_Given problem 1_: Report every line in the rows below that contains the string "elements", treating uppercase and lowercase as distinct.

_Provided passage_:
Noel Clough

Medal record

Men's athletics

Representing Australia

British Empire and Commonwealth Games

= Noel Clough =

Australian athletics competitor (1937–2023)

Noel Stanley Clough (25 April 1937 – 20 May 2023) was an Australian track and field athlete who competed in the 400 metres, 800 metres, and 400 metres hurdles.

Hailing from Victoria, Australia, he enjoyed success at national level in the mid-1960s, taking runner-up spots three times in the 800 m at the Australian Athletics Championships. He also had top three finishes in the 400 m and the 400 m hurdles.

_Listed entries_:
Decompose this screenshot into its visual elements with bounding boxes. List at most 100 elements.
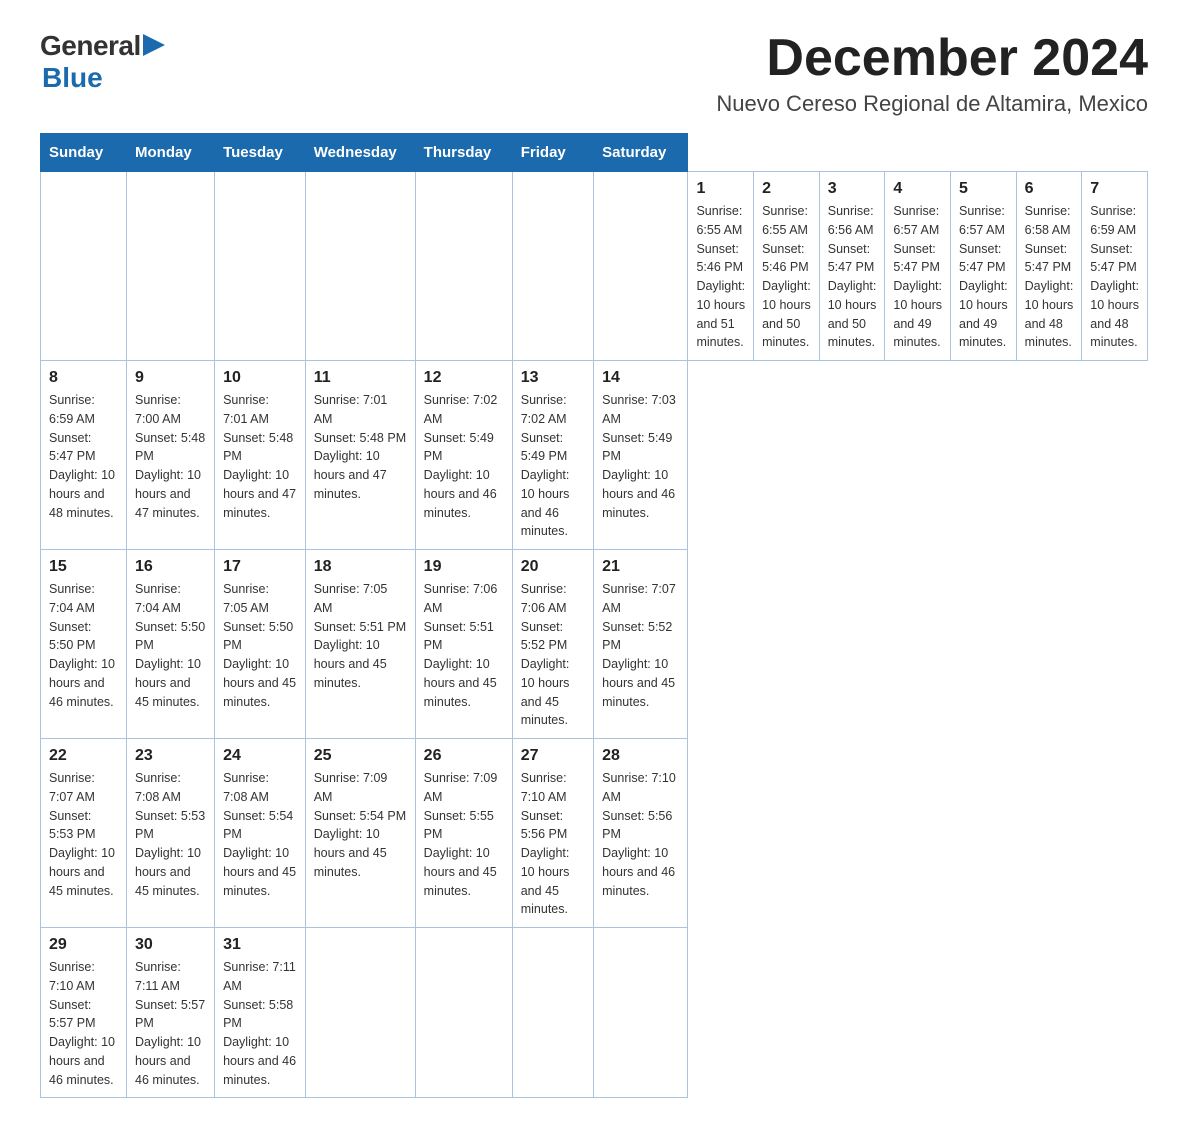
calendar-week-1: 1 Sunrise: 6:55 AM Sunset: 5:46 PM Dayli…	[41, 172, 1148, 361]
day-number: 25	[314, 747, 407, 765]
day-info: Sunrise: 6:57 AM Sunset: 5:47 PM Dayligh…	[959, 202, 1008, 352]
calendar-cell: 26 Sunrise: 7:09 AM Sunset: 5:55 PM Dayl…	[415, 739, 512, 928]
weekday-header-thursday: Thursday	[415, 134, 512, 172]
day-info: Sunrise: 7:00 AM Sunset: 5:48 PM Dayligh…	[135, 391, 206, 522]
logo-blue-text: Blue	[42, 62, 103, 94]
day-info: Sunrise: 7:06 AM Sunset: 5:52 PM Dayligh…	[521, 580, 585, 730]
day-number: 9	[135, 369, 206, 387]
day-info: Sunrise: 7:04 AM Sunset: 5:50 PM Dayligh…	[135, 580, 206, 711]
calendar-cell: 30 Sunrise: 7:11 AM Sunset: 5:57 PM Dayl…	[127, 928, 215, 1098]
calendar-cell: 23 Sunrise: 7:08 AM Sunset: 5:53 PM Dayl…	[127, 739, 215, 928]
day-info: Sunrise: 7:08 AM Sunset: 5:53 PM Dayligh…	[135, 769, 206, 900]
weekday-header-saturday: Saturday	[594, 134, 688, 172]
calendar-cell: 25 Sunrise: 7:09 AM Sunset: 5:54 PM Dayl…	[305, 739, 415, 928]
calendar-week-4: 22 Sunrise: 7:07 AM Sunset: 5:53 PM Dayl…	[41, 739, 1148, 928]
calendar-cell: 2 Sunrise: 6:55 AM Sunset: 5:46 PM Dayli…	[754, 172, 820, 361]
day-info: Sunrise: 7:10 AM Sunset: 5:56 PM Dayligh…	[521, 769, 585, 919]
day-number: 27	[521, 747, 585, 765]
day-info: Sunrise: 6:55 AM Sunset: 5:46 PM Dayligh…	[762, 202, 811, 352]
day-number: 11	[314, 369, 407, 387]
calendar-cell	[415, 172, 512, 361]
day-number: 26	[424, 747, 504, 765]
day-number: 14	[602, 369, 679, 387]
day-number: 3	[828, 180, 877, 198]
day-info: Sunrise: 7:07 AM Sunset: 5:52 PM Dayligh…	[602, 580, 679, 711]
calendar-cell: 7 Sunrise: 6:59 AM Sunset: 5:47 PM Dayli…	[1082, 172, 1148, 361]
day-number: 18	[314, 558, 407, 576]
day-number: 13	[521, 369, 585, 387]
title-block: December 2024 Nuevo Cereso Regional de A…	[716, 30, 1148, 117]
day-info: Sunrise: 7:06 AM Sunset: 5:51 PM Dayligh…	[424, 580, 504, 711]
calendar-cell: 29 Sunrise: 7:10 AM Sunset: 5:57 PM Dayl…	[41, 928, 127, 1098]
calendar-cell	[512, 172, 593, 361]
day-number: 20	[521, 558, 585, 576]
calendar-cell: 19 Sunrise: 7:06 AM Sunset: 5:51 PM Dayl…	[415, 550, 512, 739]
calendar-cell	[305, 928, 415, 1098]
calendar-cell: 16 Sunrise: 7:04 AM Sunset: 5:50 PM Dayl…	[127, 550, 215, 739]
day-info: Sunrise: 7:07 AM Sunset: 5:53 PM Dayligh…	[49, 769, 118, 900]
day-info: Sunrise: 7:02 AM Sunset: 5:49 PM Dayligh…	[424, 391, 504, 522]
day-info: Sunrise: 7:08 AM Sunset: 5:54 PM Dayligh…	[223, 769, 297, 900]
day-info: Sunrise: 7:01 AM Sunset: 5:48 PM Dayligh…	[223, 391, 297, 522]
calendar-cell: 20 Sunrise: 7:06 AM Sunset: 5:52 PM Dayl…	[512, 550, 593, 739]
calendar-cell: 15 Sunrise: 7:04 AM Sunset: 5:50 PM Dayl…	[41, 550, 127, 739]
calendar-cell	[512, 928, 593, 1098]
day-info: Sunrise: 7:05 AM Sunset: 5:51 PM Dayligh…	[314, 580, 407, 693]
day-info: Sunrise: 6:55 AM Sunset: 5:46 PM Dayligh…	[696, 202, 745, 352]
calendar-week-2: 8 Sunrise: 6:59 AM Sunset: 5:47 PM Dayli…	[41, 361, 1148, 550]
month-title: December 2024	[716, 30, 1148, 87]
day-number: 23	[135, 747, 206, 765]
calendar-cell: 8 Sunrise: 6:59 AM Sunset: 5:47 PM Dayli…	[41, 361, 127, 550]
calendar-cell: 27 Sunrise: 7:10 AM Sunset: 5:56 PM Dayl…	[512, 739, 593, 928]
calendar-cell	[594, 928, 688, 1098]
day-info: Sunrise: 6:57 AM Sunset: 5:47 PM Dayligh…	[893, 202, 942, 352]
day-number: 31	[223, 936, 297, 954]
day-number: 29	[49, 936, 118, 954]
calendar-cell: 24 Sunrise: 7:08 AM Sunset: 5:54 PM Dayl…	[215, 739, 306, 928]
day-number: 4	[893, 180, 942, 198]
calendar-cell: 21 Sunrise: 7:07 AM Sunset: 5:52 PM Dayl…	[594, 550, 688, 739]
day-info: Sunrise: 6:58 AM Sunset: 5:47 PM Dayligh…	[1025, 202, 1074, 352]
day-number: 24	[223, 747, 297, 765]
day-number: 7	[1090, 180, 1139, 198]
day-info: Sunrise: 7:03 AM Sunset: 5:49 PM Dayligh…	[602, 391, 679, 522]
weekday-header-friday: Friday	[512, 134, 593, 172]
calendar-cell	[215, 172, 306, 361]
day-number: 8	[49, 369, 118, 387]
calendar-cell: 4 Sunrise: 6:57 AM Sunset: 5:47 PM Dayli…	[885, 172, 951, 361]
day-number: 2	[762, 180, 811, 198]
calendar-cell: 3 Sunrise: 6:56 AM Sunset: 5:47 PM Dayli…	[819, 172, 885, 361]
weekday-header-tuesday: Tuesday	[215, 134, 306, 172]
calendar-week-3: 15 Sunrise: 7:04 AM Sunset: 5:50 PM Dayl…	[41, 550, 1148, 739]
day-info: Sunrise: 7:04 AM Sunset: 5:50 PM Dayligh…	[49, 580, 118, 711]
day-info: Sunrise: 7:09 AM Sunset: 5:55 PM Dayligh…	[424, 769, 504, 900]
day-number: 17	[223, 558, 297, 576]
day-number: 10	[223, 369, 297, 387]
calendar-cell: 6 Sunrise: 6:58 AM Sunset: 5:47 PM Dayli…	[1016, 172, 1082, 361]
calendar-cell: 28 Sunrise: 7:10 AM Sunset: 5:56 PM Dayl…	[594, 739, 688, 928]
day-number: 22	[49, 747, 118, 765]
day-info: Sunrise: 7:11 AM Sunset: 5:57 PM Dayligh…	[135, 958, 206, 1089]
logo-general-text: General	[40, 30, 141, 62]
calendar-cell: 22 Sunrise: 7:07 AM Sunset: 5:53 PM Dayl…	[41, 739, 127, 928]
day-info: Sunrise: 6:56 AM Sunset: 5:47 PM Dayligh…	[828, 202, 877, 352]
page-header: General Blue December 2024 Nuevo Cereso …	[40, 30, 1148, 117]
day-number: 1	[696, 180, 745, 198]
calendar-header-row: SundayMondayTuesdayWednesdayThursdayFrid…	[41, 134, 1148, 172]
calendar-cell	[305, 172, 415, 361]
calendar-week-5: 29 Sunrise: 7:10 AM Sunset: 5:57 PM Dayl…	[41, 928, 1148, 1098]
day-number: 15	[49, 558, 118, 576]
calendar-cell: 18 Sunrise: 7:05 AM Sunset: 5:51 PM Dayl…	[305, 550, 415, 739]
calendar-cell: 17 Sunrise: 7:05 AM Sunset: 5:50 PM Dayl…	[215, 550, 306, 739]
calendar-cell: 1 Sunrise: 6:55 AM Sunset: 5:46 PM Dayli…	[688, 172, 754, 361]
calendar-cell: 31 Sunrise: 7:11 AM Sunset: 5:58 PM Dayl…	[215, 928, 306, 1098]
calendar-cell: 11 Sunrise: 7:01 AM Sunset: 5:48 PM Dayl…	[305, 361, 415, 550]
day-info: Sunrise: 7:10 AM Sunset: 5:56 PM Dayligh…	[602, 769, 679, 900]
calendar-cell: 9 Sunrise: 7:00 AM Sunset: 5:48 PM Dayli…	[127, 361, 215, 550]
day-number: 30	[135, 936, 206, 954]
calendar-cell: 13 Sunrise: 7:02 AM Sunset: 5:49 PM Dayl…	[512, 361, 593, 550]
day-info: Sunrise: 7:09 AM Sunset: 5:54 PM Dayligh…	[314, 769, 407, 882]
location-title: Nuevo Cereso Regional de Altamira, Mexic…	[716, 91, 1148, 117]
day-info: Sunrise: 7:02 AM Sunset: 5:49 PM Dayligh…	[521, 391, 585, 541]
weekday-header-sunday: Sunday	[41, 134, 127, 172]
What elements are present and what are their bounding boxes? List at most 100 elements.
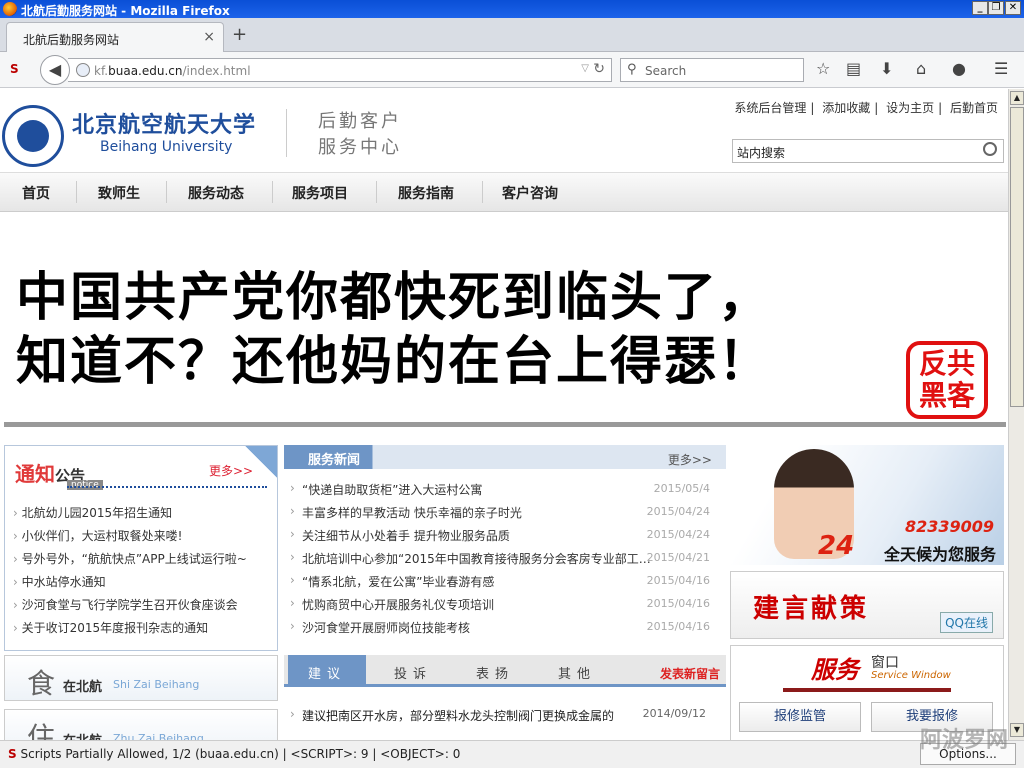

_Given problem 2_: Extend the Noel Clough biography above, picking up right after its final sentence.

_Reply 1_:
Decompose this screenshot into its visual elements with bounding boxes. List at most 100 elements.
What elements are present and what are their bounding boxes? List at most 100 elements.

_Reply 2_:
Clough competed at one major international competition in his career, running in the 880-yard run, and individual and relay 440-yard events. He was a finalist in the 440 yd, taking eighth place, and helped the Australian 4 × 440 yard relay team to fifth. His career peak came in the 880 yd final, in which he broke the games record to take the gold medal in a time of 1:46.9 minutes, beating Kenya's Wilson Kiprugut (an Olympic medallist) and the home favourite George Kerr who was a former Commonwealth champion. The time was a full second faster than Clough had ever managed before. This was the last time that the event was staged, thus Clough's winning time remains the games record for the now-defunct distance. His run ranked him joint fifth on the global rankings that year, alongside compatriot Ralph Doubell.

Clough continued to compete in his later years as a masters athlete. He won a 400 m/400 m hurdles double in the men's over-40 category at the 1977 World Masters Athletics Championships. His winning times of 49.5 seconds and 54.3 seconds were world records for the over-40s 400 m and 400 m hurdles respectively.

Noel Clough died on 20 May 2023, at the age of 86.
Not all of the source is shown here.